(Entries taken from a collection)
========

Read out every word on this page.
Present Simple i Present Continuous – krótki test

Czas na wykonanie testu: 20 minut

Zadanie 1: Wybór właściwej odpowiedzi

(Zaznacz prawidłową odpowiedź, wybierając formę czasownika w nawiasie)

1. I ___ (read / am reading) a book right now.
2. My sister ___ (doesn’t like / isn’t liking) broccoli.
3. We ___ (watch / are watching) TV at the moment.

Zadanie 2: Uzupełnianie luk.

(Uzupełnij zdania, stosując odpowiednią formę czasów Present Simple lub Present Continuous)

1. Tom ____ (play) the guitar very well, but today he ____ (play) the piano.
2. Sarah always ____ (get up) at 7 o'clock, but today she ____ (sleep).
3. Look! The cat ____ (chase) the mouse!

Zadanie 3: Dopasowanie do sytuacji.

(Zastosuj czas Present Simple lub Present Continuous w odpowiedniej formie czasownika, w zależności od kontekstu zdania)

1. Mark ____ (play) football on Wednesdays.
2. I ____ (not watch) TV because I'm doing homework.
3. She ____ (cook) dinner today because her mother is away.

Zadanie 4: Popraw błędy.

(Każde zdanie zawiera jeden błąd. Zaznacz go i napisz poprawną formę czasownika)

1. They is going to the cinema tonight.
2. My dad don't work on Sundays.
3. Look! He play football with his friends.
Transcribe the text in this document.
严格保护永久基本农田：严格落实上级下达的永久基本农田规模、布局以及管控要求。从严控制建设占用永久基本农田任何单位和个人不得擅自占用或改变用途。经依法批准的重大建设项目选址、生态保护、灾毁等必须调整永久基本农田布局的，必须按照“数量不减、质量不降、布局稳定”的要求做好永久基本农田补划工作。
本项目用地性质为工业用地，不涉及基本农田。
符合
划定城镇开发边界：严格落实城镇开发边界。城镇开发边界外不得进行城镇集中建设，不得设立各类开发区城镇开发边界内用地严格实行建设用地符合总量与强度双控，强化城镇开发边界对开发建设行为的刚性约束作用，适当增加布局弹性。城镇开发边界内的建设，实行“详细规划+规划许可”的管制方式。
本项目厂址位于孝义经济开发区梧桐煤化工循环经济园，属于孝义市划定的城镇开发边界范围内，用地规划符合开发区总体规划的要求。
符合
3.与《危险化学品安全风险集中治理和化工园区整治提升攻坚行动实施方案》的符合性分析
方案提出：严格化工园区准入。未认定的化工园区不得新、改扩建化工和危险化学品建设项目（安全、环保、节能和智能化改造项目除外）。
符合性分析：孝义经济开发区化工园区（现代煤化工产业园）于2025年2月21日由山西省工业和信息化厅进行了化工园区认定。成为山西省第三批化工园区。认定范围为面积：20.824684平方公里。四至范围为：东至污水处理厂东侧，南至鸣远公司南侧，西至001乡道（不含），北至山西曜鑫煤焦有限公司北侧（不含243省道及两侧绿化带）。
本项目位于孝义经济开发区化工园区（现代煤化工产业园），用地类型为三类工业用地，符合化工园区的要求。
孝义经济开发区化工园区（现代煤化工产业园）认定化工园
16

========

# [REQUIREMENTS]
Every line above should be printed again exactly as it stands.

# [FULL RESPONSE]
Read out every word on this page.
Present Simple i Present Continuous – krótki test

Czas na wykonanie testu: 20 minut

Zadanie 1: Wybór właściwej odpowiedzi

(Zaznacz prawidłową odpowiedź, wybierając formę czasownika w nawiasie)

1. I ___ (read / am reading) a book right now.
2. My sister ___ (doesn’t like / isn’t liking) broccoli.
3. We ___ (watch / are watching) TV at the moment.

Zadanie 2: Uzupełnianie luk.

(Uzupełnij zdania, stosując odpowiednią formę czasów Present Simple lub Present Continuous)

1. Tom ____ (play) the guitar very well, but today he ____ (play) the piano.
2. Sarah always ____ (get up) at 7 o'clock, but today she ____ (sleep).
3. Look! The cat ____ (chase) the mouse!

Zadanie 3: Dopasowanie do sytuacji.

(Zastosuj czas Present Simple lub Present Continuous w odpowiedniej formie czasownika, w zależności od kontekstu zdania)

1. Mark ____ (play) football on Wednesdays.
2. I ____ (not watch) TV because I'm doing homework.
3. She ____ (cook) dinner today because her mother is away.

Zadanie 4: Popraw błędy.

(Każde zdanie zawiera jeden błąd. Zaznacz go i napisz poprawną formę czasownika)

1. They is going to the cinema tonight.
2. My dad don't work on Sundays.
3. Look! He play football with his friends.
Transcribe the text in this document.
严格保护永久基本农田：严格落实上级下达的永久基本农田规模、布局以及管控要求。从严控制建设占用永久基本农田任何单位和个人不得擅自占用或改变用途。经依法批准的重大建设项目选址、生态保护、灾毁等必须调整永久基本农田布局的，必须按照“数量不减、质量不降、布局稳定”的要求做好永久基本农田补划工作。
本项目用地性质为工业用地，不涉及基本农田。
符合
划定城镇开发边界：严格落实城镇开发边界。城镇开发边界外不得进行城镇集中建设，不得设立各类开发区城镇开发边界内用地严格实行建设用地符合总量与强度双控，强化城镇开发边界对开发建设行为的刚性约束作用，适当增加布局弹性。城镇开发边界内的建设，实行“详细规划+规划许可”的管制方式。
本项目厂址位于孝义经济开发区梧桐煤化工循环经济园，属于孝义市划定的城镇开发边界范围内，用地规划符合开发区总体规划的要求。
符合
3.与《危险化学品安全风险集中治理和化工园区整治提升攻坚行动实施方案》的符合性分析
方案提出：严格化工园区准入。未认定的化工园区不得新、改扩建化工和危险化学品建设项目（安全、环保、节能和智能化改造项目除外）。
符合性分析：孝义经济开发区化工园区（现代煤化工产业园）于2025年2月21日由山西省工业和信息化厅进行了化工园区认定。成为山西省第三批化工园区。认定范围为面积：20.824684平方公里。四至范围为：东至污水处理厂东侧，南至鸣远公司南侧，西至001乡道（不含），北至山西曜鑫煤焦有限公司北侧（不含243省道及两侧绿化带）。
本项目位于孝义经济开发区化工园区（现代煤化工产业园），用地类型为三类工业用地，符合化工园区的要求。
孝义经济开发区化工园区（现代煤化工产业园）认定化工园
16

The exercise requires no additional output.